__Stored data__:
--------
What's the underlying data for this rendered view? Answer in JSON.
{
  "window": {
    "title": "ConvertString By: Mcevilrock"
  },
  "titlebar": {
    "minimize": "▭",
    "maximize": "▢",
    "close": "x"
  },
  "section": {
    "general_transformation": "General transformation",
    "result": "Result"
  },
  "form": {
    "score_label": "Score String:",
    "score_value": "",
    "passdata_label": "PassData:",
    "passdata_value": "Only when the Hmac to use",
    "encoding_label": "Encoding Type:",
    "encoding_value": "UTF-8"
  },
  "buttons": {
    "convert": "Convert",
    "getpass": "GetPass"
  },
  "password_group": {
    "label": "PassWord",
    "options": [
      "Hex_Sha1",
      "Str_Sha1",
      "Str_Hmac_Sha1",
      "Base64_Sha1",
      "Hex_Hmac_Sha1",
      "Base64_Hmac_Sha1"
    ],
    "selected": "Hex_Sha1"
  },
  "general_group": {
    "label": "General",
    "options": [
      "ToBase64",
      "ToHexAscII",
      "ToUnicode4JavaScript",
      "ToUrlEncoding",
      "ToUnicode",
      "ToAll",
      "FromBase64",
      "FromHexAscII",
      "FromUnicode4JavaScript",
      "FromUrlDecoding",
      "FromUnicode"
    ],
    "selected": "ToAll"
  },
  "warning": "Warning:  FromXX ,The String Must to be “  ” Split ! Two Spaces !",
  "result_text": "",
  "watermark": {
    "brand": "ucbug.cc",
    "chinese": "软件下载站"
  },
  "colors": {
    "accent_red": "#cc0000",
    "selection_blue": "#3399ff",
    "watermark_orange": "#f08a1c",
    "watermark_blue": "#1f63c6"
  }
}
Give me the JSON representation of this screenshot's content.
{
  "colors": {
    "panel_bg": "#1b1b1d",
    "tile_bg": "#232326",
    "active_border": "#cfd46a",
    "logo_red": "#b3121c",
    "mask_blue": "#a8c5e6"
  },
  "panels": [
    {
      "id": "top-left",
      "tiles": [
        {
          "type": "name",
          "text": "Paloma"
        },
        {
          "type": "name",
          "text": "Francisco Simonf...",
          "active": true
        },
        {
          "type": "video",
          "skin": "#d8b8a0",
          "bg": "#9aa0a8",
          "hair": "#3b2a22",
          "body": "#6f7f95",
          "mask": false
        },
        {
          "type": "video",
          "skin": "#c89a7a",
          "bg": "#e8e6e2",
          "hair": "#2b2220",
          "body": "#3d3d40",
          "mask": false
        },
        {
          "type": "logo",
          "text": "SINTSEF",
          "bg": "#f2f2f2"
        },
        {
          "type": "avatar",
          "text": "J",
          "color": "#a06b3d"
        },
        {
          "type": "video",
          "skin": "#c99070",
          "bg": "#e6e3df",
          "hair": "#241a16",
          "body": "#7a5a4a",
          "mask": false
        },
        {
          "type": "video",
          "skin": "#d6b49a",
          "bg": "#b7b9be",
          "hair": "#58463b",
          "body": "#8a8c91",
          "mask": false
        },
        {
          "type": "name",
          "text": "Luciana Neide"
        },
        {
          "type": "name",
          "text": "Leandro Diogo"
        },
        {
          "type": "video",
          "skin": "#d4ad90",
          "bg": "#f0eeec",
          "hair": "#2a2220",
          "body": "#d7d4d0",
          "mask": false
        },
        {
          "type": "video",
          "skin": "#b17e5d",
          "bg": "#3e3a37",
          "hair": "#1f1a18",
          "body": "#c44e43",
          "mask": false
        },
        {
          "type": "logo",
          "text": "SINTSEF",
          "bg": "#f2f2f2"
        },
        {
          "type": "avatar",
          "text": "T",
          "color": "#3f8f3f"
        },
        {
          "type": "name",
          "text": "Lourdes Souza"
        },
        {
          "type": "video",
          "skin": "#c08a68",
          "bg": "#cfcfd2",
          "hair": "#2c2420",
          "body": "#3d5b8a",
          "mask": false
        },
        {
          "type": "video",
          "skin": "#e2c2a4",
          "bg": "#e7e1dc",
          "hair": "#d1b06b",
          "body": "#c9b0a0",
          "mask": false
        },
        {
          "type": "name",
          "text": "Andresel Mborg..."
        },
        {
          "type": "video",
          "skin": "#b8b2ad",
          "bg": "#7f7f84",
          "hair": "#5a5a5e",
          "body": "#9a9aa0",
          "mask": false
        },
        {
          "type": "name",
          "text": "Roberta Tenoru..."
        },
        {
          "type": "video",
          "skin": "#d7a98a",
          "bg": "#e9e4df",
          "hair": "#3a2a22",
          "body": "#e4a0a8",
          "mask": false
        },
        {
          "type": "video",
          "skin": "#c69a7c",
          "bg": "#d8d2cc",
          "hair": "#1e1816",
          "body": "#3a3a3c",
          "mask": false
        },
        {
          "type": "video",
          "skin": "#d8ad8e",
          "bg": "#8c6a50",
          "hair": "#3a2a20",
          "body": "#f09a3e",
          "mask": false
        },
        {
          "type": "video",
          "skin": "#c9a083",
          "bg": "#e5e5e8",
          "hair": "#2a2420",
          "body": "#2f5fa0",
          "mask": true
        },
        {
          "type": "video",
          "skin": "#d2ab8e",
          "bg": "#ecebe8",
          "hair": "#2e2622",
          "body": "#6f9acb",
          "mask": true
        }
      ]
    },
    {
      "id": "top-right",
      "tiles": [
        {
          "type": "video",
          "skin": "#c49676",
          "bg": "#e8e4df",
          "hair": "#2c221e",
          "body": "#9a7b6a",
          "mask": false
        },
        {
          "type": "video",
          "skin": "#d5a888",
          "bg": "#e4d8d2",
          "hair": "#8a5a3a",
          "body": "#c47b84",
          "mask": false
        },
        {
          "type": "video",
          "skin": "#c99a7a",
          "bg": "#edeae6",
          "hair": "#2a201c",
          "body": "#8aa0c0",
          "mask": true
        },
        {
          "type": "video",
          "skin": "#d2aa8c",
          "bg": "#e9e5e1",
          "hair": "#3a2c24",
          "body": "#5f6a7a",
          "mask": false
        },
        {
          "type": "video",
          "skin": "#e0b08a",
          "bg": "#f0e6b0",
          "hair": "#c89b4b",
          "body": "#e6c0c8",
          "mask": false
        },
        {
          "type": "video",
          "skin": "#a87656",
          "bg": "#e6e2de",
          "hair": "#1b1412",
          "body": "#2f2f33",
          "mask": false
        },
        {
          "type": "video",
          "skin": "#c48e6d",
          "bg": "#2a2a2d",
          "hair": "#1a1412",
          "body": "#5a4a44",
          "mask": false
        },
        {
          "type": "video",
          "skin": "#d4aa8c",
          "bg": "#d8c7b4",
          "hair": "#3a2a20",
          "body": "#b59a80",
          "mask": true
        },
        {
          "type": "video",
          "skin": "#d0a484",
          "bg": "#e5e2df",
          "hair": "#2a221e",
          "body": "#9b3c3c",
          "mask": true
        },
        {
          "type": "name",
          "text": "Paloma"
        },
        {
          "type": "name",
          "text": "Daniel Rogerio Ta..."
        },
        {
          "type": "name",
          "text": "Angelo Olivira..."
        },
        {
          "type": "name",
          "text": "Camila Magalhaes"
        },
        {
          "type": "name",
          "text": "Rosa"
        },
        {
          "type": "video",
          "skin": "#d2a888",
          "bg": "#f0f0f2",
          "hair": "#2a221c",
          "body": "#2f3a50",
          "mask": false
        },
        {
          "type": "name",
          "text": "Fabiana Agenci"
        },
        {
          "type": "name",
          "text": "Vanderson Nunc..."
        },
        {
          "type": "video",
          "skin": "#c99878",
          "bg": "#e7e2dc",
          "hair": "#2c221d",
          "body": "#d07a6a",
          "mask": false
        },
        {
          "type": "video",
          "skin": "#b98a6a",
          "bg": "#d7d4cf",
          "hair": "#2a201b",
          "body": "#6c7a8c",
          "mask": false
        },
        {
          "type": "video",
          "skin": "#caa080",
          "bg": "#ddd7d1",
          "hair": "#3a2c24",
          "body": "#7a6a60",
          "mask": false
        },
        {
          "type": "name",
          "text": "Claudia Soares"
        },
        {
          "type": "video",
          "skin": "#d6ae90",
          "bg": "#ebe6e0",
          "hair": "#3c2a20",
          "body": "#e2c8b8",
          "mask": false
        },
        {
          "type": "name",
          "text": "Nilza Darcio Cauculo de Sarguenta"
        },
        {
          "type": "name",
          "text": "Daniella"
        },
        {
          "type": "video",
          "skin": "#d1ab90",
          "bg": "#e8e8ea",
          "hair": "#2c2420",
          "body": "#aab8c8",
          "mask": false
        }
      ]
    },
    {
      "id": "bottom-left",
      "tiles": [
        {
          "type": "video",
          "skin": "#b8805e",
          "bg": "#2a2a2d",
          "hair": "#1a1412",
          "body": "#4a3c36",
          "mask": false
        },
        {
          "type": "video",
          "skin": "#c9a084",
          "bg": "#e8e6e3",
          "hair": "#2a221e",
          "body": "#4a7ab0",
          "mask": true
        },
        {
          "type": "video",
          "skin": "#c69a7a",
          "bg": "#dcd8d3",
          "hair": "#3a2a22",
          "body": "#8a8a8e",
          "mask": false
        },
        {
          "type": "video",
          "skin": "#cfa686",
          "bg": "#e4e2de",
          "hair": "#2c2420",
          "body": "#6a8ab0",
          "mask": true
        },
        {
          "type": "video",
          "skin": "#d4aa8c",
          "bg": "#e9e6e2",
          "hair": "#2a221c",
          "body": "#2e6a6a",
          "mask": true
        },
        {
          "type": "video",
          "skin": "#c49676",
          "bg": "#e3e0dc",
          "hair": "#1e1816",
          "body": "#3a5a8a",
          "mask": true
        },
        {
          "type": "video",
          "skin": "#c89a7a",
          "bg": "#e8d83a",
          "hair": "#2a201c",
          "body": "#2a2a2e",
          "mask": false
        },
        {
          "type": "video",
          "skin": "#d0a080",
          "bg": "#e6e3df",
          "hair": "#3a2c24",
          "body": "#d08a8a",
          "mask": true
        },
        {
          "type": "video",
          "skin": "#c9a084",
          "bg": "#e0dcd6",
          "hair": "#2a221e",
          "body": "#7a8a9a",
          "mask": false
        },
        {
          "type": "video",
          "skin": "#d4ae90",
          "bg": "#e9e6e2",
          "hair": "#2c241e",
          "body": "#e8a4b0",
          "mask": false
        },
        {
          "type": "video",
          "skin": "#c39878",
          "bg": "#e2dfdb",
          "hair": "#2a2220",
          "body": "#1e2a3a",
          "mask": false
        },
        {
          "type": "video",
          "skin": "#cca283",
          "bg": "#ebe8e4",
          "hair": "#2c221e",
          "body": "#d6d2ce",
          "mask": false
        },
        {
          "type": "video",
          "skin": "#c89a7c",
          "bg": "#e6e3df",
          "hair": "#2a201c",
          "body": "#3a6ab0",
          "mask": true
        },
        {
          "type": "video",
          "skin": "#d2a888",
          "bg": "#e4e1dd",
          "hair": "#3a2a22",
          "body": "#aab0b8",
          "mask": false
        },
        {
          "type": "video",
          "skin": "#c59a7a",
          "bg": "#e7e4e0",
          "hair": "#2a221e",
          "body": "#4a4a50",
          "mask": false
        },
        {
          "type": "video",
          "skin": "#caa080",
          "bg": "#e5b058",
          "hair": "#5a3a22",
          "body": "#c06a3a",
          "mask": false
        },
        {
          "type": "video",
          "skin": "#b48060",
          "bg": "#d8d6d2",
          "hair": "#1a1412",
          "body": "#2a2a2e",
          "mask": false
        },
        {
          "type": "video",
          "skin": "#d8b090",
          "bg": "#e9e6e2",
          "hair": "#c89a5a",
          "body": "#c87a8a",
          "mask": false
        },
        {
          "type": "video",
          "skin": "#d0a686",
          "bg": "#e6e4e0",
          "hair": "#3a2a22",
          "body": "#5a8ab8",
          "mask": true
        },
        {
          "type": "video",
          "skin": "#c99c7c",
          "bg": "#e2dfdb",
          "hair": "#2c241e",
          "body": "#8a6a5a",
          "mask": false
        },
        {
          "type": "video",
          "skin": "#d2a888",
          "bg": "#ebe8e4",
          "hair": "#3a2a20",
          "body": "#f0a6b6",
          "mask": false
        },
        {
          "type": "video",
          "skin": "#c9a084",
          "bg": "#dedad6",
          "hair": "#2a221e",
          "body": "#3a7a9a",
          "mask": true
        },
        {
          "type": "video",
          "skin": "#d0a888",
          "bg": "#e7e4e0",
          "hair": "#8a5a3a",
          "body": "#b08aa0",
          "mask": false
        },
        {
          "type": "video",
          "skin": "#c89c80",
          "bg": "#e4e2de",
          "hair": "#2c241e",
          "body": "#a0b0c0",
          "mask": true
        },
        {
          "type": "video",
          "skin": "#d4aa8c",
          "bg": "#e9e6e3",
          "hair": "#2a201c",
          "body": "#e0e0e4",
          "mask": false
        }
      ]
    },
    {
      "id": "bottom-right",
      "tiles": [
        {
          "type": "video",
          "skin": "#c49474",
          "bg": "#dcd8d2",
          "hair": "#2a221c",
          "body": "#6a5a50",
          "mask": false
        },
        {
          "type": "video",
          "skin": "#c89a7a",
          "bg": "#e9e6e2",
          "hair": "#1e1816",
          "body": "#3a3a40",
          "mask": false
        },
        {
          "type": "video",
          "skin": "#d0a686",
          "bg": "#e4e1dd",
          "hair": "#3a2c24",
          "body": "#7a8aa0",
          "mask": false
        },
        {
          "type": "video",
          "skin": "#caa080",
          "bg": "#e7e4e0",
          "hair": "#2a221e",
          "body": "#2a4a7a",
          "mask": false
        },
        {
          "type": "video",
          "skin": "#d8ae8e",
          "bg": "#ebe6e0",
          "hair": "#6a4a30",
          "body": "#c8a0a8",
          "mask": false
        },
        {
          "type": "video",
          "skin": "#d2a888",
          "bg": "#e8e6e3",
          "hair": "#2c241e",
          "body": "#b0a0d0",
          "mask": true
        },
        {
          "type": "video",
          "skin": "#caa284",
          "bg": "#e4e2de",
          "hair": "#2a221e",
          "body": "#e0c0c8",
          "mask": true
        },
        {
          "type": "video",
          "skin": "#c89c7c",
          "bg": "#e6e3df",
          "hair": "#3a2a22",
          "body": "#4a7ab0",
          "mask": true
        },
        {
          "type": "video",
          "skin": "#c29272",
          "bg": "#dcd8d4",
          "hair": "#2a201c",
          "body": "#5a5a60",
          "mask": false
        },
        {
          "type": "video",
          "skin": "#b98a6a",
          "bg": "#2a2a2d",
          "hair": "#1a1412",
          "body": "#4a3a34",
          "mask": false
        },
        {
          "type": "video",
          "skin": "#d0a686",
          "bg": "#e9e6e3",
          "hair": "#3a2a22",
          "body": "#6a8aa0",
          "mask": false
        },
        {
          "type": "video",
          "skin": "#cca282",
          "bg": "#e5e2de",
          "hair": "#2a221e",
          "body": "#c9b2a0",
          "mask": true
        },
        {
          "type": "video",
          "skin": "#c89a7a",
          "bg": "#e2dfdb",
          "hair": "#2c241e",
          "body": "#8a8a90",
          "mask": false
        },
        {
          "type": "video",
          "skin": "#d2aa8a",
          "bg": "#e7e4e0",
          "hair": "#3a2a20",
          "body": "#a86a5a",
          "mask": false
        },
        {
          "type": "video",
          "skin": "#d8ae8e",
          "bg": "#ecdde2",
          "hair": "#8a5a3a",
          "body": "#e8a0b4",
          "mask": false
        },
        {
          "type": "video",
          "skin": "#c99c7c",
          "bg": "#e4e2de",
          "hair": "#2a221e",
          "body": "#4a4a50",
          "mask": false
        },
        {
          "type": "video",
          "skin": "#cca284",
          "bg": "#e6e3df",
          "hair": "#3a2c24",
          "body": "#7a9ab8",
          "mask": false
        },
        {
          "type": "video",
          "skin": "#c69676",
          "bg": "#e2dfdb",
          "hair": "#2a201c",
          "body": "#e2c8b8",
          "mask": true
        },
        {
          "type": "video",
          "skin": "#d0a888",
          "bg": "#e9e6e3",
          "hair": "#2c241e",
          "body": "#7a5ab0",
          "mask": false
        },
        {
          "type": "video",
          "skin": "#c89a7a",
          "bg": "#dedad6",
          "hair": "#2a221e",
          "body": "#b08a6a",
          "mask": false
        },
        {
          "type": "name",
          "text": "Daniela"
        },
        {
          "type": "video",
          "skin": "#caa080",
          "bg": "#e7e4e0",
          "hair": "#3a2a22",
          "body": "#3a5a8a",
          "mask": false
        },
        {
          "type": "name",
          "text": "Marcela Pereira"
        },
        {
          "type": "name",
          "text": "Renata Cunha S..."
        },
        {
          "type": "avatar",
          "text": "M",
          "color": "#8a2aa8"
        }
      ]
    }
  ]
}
--------
__Set problem__: Find every line in the records that contains the word "JSON"; copy those lines.

__The completed task__:
What's the underlying data for this rendered view? Answer in JSON.
Give me the JSON representation of this screenshot's content.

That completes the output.